- [EXERCISE REQUIREMENTS]:
From the sovereign AI article below, return the passage that begins with the words "Collaboration with ValgrAI" and stops after "organization’s own criteria.".

- [SOURCE PASSAGE]:
From Small Models to Sovereign AI: Pangeanic Returns to the ValgrAI Scientific Council Forum

Written by Ainara García | 07/01/26

Sovereign AI · ValgrAI Scientific Council

Manuel Herranz will take part in VSCF 2026 with a presentation on sovereign AI, ontologies, small models and the data supply chain behind the generative economy.

July 2, 2026 · Universitat Politècnica de València · View the VSCF 2026 program

Sovereign AI begins long before the data center. It begins with the information an organization controls, the ontologies through which it structures institutional knowledge and the specialized models it can evaluate, adapt and operate under its own technical, legal and economic conditions.

Manuel Herranz, founder and CEO of Pangeanic, will take part in the ValgrAI Scientific Council Forum 2026 on Thursday, July 2, at the main auditorium of the Universitat Politècnica de València.

His presentation, entitled “Sovereign AI: Ontologies, Small Models and Tokens Are the New Coal”, will form part of an international program examining the evolution of artificial intelligence and its application across scientific, industrial and social environments.

The program includes contributions from Virginia Dignum, Hiroaki Kitano, Tom Dietterich, José María Azorín and Ramón López de Mántaras, among other international specialists. Pangeanic is also supporting the forum, contributing a perspective built through language technology, data for AI, model alignment and the deployment of AI systems in enterprise and institutional environments.

Technology continuity

A trajectory connecting models, data and knowledge

The 2026 presentation continues a line of work that Pangeanic began in language technology and has progressively extended toward specialized, governable AI systems adapted to the knowledge of individual organizations.

VSCF 2025

Small models for specific applications

Manuel Herranz examined the rise of smaller specialized models as a suitable architecture for clearly defined enterprise tasks, with lower computational requirements and greater operational control.

SAVIA project

Research and technology transfer

Collaboration with ValgrAI and Universitat Jaume I transferred this vision into applied research and helped connect academic knowledge with enterprise use.

VSCF 2026

Data, ontologies and operational sovereignty

The new presentation expands the discussion toward data control, structured knowledge and the ability to operate AI systems under an organization’s own criteria.

Specialized models

Small models for specific enterprise tasks

During the 2025 edition of the forum, Manuel Herranz discussed the growing role of small models as an architecture particularly well suited to specific enterprise applications.

Small language models and other specialized models can offer significant advantages when the problem is clearly defined: lower computational consumption, faster response times, easier adaptation and more controllable deployment within private infrastructure.

Their usefulness increases when they are trained, fine tuned or connected to representative domain data and evaluated against precise operational criteria. A model designed to interpret legal documentation, classify files, translate technical content or assist an industrial process needs its own terminology, documents, instructions, examples, constraints and quality standards.

Pangeanic develops this layer through AI Data Operations, covering data preparation, annotation, human review, preference data, evaluation, alignment, governance and the continuous improvement of AI systems.

A shift now recognized by the market

Gartner predicts that by 2027 organizations will use small, task specific AI models at least three times more often than general purpose large language models.

The reasons include greater contextual precision, faster responses, lower computational costs and better adaptation to proprietary enterprise data.

Read the Gartner prediction

Structured knowledge

Ontologies as the architecture of institutional knowledge

Organizations accumulate large volumes of documents, databases, manuals, case files, terminology and tacit knowledge. Without a structure connecting these elements, information remains fragmented and difficult for an intelligent system to use coherently.

- [INFORMATION GIVEN]:
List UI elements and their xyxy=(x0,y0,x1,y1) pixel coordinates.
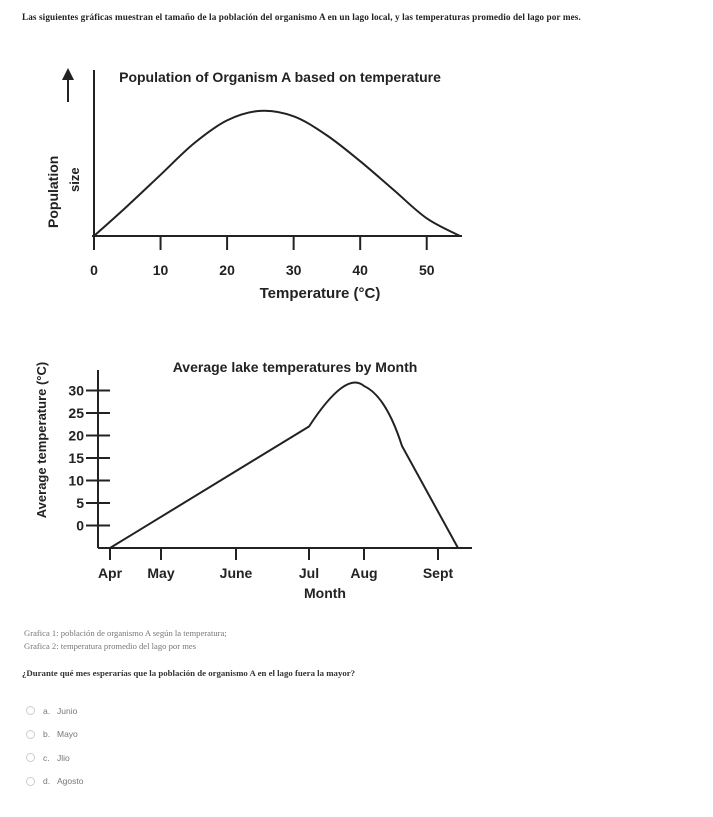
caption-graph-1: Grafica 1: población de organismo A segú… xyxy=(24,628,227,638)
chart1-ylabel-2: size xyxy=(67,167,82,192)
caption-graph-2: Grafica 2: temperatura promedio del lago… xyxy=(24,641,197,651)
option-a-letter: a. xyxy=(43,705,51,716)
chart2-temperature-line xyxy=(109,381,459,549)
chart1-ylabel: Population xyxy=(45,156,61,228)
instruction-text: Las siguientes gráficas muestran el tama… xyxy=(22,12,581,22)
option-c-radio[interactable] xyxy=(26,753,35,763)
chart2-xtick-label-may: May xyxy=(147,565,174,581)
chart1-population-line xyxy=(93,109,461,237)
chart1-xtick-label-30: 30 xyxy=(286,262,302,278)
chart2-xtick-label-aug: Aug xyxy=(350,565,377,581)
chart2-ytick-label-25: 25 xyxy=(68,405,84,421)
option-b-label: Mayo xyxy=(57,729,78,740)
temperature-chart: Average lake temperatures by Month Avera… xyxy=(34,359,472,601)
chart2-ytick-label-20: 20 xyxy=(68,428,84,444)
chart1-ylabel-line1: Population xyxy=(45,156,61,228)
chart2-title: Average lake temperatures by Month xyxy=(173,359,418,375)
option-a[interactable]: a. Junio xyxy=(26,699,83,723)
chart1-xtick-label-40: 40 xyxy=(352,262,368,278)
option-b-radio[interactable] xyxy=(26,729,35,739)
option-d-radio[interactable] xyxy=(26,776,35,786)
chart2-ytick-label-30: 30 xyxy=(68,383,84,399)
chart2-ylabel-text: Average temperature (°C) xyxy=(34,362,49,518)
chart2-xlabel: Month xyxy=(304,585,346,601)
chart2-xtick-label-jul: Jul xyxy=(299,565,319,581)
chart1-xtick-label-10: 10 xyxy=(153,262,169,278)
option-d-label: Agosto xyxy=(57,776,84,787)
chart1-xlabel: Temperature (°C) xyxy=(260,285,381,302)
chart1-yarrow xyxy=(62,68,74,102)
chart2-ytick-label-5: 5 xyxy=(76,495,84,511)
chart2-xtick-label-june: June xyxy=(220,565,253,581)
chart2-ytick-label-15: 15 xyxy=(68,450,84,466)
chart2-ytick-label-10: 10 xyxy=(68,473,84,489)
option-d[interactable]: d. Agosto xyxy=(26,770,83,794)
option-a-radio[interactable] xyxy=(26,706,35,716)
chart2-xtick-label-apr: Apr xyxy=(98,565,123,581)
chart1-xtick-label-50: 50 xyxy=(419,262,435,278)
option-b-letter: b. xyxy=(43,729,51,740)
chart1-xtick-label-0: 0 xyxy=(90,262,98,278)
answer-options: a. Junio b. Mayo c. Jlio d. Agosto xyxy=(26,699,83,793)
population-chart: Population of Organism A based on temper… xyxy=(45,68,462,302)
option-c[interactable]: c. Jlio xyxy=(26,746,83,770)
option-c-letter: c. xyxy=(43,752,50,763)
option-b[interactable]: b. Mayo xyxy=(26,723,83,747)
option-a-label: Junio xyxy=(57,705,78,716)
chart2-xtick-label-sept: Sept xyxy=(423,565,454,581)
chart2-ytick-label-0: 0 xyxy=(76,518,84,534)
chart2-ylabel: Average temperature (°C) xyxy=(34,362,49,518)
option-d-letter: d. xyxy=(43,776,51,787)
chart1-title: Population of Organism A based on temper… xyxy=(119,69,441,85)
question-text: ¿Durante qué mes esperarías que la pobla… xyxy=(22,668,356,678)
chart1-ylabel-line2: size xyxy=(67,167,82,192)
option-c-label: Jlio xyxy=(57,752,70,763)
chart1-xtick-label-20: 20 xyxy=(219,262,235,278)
--
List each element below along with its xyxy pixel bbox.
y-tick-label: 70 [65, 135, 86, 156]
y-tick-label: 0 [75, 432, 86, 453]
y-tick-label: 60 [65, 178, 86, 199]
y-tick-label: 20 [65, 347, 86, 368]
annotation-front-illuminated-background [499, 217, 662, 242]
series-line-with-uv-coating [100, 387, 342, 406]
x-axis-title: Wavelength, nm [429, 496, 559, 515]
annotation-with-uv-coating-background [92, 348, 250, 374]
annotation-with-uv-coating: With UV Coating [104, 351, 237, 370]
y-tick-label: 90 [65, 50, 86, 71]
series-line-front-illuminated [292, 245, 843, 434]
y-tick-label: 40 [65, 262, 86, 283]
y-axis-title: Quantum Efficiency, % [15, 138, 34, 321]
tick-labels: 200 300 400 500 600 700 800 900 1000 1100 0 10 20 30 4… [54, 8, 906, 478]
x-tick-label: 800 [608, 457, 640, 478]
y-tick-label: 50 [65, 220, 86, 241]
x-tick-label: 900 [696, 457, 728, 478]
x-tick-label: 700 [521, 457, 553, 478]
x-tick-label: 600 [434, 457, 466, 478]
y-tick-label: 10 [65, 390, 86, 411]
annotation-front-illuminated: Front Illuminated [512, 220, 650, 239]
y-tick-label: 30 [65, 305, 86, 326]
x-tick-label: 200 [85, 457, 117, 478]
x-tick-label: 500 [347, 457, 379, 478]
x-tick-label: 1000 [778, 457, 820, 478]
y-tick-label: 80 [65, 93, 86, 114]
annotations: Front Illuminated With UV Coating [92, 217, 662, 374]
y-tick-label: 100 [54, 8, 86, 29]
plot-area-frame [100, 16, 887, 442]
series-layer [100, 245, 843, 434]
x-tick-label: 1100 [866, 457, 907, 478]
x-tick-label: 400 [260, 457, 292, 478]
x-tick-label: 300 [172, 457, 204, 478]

- [ANSWER TO THE TASK]:
Collaboration with ValgrAI and Universitat Jaume I transferred this vision into applied research and helped connect academic knowledge with enterprise use.

VSCF 2026

Data, ontologies and operational sovereignty

The new presentation expands the discussion toward data control, structured knowledge and the ability to operate AI systems under an organization’s own criteria.